Brief:
Search the listing below for the string "JSON" and copy every line where it occurs.

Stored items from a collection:
⁂

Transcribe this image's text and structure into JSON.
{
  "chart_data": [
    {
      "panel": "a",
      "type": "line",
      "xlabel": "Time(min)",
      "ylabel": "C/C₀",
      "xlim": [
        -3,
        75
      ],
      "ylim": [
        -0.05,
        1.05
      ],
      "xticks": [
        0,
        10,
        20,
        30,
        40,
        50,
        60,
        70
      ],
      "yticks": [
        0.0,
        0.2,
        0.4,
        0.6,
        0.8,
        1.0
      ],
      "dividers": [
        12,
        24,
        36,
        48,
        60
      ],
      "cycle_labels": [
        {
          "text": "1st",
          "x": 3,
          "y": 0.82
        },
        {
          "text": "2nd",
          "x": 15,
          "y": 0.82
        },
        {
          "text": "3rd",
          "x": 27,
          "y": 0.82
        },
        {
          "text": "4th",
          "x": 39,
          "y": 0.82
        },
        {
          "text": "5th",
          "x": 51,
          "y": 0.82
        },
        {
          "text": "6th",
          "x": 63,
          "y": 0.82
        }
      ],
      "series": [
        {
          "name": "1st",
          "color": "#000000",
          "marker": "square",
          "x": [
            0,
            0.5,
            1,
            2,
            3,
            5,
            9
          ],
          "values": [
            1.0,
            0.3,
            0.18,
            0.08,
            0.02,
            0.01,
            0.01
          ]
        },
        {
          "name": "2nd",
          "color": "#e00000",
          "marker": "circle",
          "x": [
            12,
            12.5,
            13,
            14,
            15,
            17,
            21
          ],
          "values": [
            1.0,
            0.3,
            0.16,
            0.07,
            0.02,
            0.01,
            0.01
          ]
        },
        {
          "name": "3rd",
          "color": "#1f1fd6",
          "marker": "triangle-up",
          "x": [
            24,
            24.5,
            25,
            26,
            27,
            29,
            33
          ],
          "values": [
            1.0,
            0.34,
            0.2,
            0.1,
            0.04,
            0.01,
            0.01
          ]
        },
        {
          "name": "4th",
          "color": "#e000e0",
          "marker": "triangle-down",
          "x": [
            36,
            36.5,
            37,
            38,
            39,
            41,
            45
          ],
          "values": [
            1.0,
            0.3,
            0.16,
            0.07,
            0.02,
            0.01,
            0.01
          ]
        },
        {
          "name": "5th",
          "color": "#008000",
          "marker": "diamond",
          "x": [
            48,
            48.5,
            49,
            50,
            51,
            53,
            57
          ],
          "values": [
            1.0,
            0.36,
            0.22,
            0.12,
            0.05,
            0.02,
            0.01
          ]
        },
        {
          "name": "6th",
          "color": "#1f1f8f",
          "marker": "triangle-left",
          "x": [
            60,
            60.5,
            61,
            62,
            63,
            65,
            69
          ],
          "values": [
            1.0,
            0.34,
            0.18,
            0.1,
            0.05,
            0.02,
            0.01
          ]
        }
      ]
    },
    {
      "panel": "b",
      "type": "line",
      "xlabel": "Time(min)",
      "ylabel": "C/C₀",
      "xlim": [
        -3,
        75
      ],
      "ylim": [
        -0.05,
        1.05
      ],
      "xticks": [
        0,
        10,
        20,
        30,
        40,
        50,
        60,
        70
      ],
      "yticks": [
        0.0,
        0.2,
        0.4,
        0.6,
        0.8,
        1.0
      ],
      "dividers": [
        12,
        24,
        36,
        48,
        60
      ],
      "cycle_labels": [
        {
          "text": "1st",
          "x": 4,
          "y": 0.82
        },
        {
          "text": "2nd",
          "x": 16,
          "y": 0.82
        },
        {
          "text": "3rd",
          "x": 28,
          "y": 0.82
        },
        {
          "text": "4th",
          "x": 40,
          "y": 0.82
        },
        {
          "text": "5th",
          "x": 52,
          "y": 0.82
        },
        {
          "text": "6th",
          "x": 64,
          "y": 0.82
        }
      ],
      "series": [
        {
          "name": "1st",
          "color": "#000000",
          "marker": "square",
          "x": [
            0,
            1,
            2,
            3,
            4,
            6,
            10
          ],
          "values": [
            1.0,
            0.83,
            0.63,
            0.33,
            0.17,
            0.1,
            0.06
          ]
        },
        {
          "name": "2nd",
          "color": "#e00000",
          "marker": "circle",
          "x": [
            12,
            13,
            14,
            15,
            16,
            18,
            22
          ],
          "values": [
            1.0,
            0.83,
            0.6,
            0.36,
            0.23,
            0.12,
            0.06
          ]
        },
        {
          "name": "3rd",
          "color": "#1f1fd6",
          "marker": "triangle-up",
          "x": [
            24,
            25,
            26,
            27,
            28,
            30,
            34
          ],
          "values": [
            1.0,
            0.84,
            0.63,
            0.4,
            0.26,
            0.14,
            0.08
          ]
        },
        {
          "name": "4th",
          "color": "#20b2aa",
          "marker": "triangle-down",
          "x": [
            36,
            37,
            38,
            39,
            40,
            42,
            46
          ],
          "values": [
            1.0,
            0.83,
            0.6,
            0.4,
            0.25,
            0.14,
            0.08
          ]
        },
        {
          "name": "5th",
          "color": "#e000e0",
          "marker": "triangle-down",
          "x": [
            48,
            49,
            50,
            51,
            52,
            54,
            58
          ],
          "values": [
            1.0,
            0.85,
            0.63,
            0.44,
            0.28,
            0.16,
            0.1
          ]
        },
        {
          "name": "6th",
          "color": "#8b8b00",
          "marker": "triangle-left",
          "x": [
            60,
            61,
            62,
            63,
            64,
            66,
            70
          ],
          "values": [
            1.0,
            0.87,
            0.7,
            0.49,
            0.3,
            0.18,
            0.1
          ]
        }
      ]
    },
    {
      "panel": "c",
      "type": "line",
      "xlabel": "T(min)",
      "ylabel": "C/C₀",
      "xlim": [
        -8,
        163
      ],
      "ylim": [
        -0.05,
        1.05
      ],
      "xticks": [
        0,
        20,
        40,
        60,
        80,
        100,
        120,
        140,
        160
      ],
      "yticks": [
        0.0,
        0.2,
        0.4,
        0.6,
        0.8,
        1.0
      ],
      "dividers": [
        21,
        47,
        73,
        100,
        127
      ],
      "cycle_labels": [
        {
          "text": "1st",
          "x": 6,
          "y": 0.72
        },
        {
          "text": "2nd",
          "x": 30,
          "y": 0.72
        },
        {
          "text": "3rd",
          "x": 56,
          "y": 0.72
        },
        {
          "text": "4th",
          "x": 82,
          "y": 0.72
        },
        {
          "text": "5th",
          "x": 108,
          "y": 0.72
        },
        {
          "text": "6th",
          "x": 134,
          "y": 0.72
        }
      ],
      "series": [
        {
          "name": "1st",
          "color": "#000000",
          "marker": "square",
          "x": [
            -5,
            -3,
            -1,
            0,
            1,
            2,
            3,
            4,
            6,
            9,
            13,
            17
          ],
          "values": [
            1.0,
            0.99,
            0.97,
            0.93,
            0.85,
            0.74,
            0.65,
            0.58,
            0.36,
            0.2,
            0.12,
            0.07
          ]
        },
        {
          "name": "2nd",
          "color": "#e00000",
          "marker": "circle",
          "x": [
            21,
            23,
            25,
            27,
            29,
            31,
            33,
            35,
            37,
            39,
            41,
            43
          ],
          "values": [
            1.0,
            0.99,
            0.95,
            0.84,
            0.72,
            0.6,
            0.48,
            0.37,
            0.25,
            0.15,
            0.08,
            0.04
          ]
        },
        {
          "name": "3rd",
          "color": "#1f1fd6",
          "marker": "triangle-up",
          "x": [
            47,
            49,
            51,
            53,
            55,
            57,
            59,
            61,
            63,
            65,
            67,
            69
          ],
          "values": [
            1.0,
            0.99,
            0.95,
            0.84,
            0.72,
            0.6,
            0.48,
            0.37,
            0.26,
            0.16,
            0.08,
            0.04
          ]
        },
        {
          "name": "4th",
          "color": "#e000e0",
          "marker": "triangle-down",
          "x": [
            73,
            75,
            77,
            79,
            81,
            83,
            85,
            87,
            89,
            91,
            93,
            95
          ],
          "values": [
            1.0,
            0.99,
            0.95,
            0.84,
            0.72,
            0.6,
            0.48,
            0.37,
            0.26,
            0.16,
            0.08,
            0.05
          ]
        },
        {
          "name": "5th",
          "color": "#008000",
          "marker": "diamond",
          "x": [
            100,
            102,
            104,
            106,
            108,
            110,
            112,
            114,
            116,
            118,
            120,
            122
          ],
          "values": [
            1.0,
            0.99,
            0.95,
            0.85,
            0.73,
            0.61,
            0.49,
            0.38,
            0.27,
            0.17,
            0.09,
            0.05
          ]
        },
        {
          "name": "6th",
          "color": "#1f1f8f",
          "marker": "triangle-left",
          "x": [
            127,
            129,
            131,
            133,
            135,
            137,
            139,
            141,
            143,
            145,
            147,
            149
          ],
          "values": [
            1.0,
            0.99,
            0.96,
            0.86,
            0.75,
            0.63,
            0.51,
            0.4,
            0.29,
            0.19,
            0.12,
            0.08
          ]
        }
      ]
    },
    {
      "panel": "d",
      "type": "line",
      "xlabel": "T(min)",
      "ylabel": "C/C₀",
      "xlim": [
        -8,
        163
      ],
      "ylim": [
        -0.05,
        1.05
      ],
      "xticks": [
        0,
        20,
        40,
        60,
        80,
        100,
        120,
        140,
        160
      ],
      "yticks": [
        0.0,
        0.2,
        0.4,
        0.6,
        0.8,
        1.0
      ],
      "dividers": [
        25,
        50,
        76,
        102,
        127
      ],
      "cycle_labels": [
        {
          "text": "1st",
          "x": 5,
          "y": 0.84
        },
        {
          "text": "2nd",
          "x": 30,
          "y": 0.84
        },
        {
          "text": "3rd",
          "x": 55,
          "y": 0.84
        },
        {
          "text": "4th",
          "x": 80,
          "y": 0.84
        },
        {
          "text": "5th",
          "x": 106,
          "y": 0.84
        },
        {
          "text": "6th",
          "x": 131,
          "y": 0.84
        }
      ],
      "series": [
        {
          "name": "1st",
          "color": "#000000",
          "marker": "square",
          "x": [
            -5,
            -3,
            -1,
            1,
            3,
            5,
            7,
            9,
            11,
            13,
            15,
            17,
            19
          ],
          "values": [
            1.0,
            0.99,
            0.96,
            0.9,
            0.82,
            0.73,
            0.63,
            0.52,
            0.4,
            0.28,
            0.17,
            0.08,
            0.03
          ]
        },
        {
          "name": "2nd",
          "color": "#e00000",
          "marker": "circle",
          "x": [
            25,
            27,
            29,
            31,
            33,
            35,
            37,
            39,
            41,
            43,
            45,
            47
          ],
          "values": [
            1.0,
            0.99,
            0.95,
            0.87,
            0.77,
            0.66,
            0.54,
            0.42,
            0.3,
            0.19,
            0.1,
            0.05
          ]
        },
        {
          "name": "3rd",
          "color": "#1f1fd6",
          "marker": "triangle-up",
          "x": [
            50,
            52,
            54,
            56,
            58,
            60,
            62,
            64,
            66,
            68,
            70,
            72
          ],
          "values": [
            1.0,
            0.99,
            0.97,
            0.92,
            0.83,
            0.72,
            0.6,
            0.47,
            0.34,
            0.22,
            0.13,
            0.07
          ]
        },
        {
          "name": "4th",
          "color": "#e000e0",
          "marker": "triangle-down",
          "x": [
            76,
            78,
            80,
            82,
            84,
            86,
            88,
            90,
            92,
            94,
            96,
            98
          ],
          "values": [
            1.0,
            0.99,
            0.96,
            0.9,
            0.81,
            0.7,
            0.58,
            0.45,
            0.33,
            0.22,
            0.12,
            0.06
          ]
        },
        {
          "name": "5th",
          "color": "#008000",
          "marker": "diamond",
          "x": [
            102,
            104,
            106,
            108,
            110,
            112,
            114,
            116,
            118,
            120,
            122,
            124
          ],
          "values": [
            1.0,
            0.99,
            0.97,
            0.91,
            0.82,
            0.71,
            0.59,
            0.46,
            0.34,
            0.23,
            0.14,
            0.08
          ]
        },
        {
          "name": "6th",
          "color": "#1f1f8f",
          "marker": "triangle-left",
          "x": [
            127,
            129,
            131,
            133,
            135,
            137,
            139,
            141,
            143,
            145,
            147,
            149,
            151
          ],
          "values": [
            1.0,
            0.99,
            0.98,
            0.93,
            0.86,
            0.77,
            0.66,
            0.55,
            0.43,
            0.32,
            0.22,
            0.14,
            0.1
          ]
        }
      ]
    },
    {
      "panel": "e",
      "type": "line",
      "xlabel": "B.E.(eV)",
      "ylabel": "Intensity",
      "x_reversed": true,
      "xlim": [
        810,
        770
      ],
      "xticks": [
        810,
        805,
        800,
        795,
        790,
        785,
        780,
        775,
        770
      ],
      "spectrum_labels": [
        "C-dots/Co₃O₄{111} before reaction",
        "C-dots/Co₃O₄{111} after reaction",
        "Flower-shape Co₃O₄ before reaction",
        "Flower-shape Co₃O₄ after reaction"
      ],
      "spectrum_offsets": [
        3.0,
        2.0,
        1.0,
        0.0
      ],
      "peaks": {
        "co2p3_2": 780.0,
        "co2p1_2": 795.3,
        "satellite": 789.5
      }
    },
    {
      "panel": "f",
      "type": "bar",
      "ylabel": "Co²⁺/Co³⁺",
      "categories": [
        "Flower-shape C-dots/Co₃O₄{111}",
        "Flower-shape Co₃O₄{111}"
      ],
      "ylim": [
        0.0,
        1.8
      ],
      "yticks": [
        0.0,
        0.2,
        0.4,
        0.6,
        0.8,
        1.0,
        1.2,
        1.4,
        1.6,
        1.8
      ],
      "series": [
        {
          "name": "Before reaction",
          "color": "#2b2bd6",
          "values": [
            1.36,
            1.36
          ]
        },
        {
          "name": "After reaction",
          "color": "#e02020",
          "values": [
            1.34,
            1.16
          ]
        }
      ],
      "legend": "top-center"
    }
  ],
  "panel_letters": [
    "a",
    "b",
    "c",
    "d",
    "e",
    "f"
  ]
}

⁂

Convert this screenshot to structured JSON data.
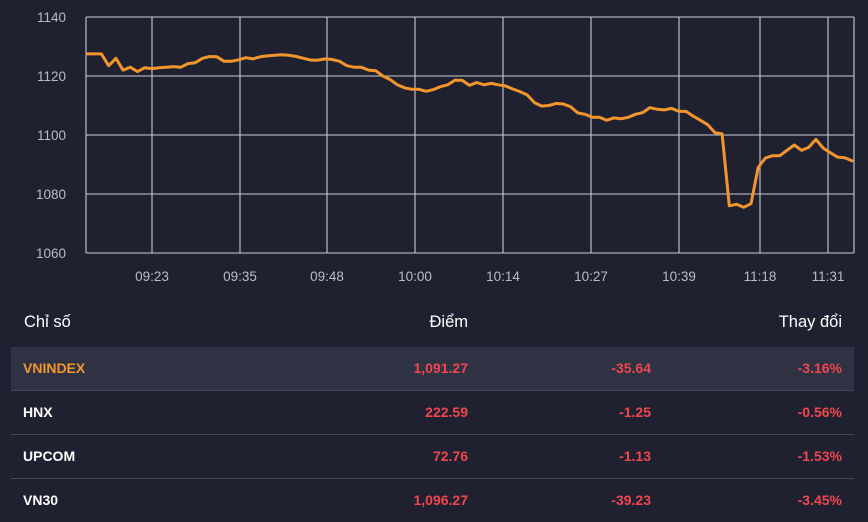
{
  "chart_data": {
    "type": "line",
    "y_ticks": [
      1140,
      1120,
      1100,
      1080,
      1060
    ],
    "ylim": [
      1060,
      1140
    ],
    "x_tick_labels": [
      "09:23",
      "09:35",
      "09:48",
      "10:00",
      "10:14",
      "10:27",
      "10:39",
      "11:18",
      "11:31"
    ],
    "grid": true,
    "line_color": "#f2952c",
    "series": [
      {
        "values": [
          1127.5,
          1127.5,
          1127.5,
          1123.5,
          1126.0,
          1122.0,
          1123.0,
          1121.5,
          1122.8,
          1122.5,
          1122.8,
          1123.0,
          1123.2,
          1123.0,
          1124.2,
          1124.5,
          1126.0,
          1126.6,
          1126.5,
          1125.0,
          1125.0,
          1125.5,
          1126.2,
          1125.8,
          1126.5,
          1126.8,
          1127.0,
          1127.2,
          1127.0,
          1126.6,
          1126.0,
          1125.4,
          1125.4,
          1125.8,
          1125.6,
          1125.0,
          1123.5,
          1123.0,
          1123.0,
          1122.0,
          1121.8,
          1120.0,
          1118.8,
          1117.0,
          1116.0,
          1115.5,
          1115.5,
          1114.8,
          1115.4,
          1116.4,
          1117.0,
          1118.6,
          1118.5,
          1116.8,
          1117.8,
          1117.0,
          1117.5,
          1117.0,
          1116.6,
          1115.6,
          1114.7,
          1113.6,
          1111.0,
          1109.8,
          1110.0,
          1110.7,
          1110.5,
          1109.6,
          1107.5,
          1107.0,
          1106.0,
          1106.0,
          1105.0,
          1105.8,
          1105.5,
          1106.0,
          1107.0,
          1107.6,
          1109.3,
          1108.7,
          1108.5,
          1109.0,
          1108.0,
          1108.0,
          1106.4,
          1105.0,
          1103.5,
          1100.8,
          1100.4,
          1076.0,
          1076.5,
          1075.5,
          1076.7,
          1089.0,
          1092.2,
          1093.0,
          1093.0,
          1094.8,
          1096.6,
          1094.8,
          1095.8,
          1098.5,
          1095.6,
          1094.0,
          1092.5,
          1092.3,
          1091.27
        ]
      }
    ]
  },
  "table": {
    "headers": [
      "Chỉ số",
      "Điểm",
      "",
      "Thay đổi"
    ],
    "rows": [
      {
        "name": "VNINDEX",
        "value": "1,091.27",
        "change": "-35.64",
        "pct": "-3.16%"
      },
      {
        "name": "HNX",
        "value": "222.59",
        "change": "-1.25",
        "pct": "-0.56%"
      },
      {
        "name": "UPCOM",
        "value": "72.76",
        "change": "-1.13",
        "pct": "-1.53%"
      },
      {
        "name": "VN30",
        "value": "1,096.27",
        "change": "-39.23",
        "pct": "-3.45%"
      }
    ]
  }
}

⁂

Right answer:
Transcribe this image's text and structure into JSON.
Convert this screenshot to structured JSON data.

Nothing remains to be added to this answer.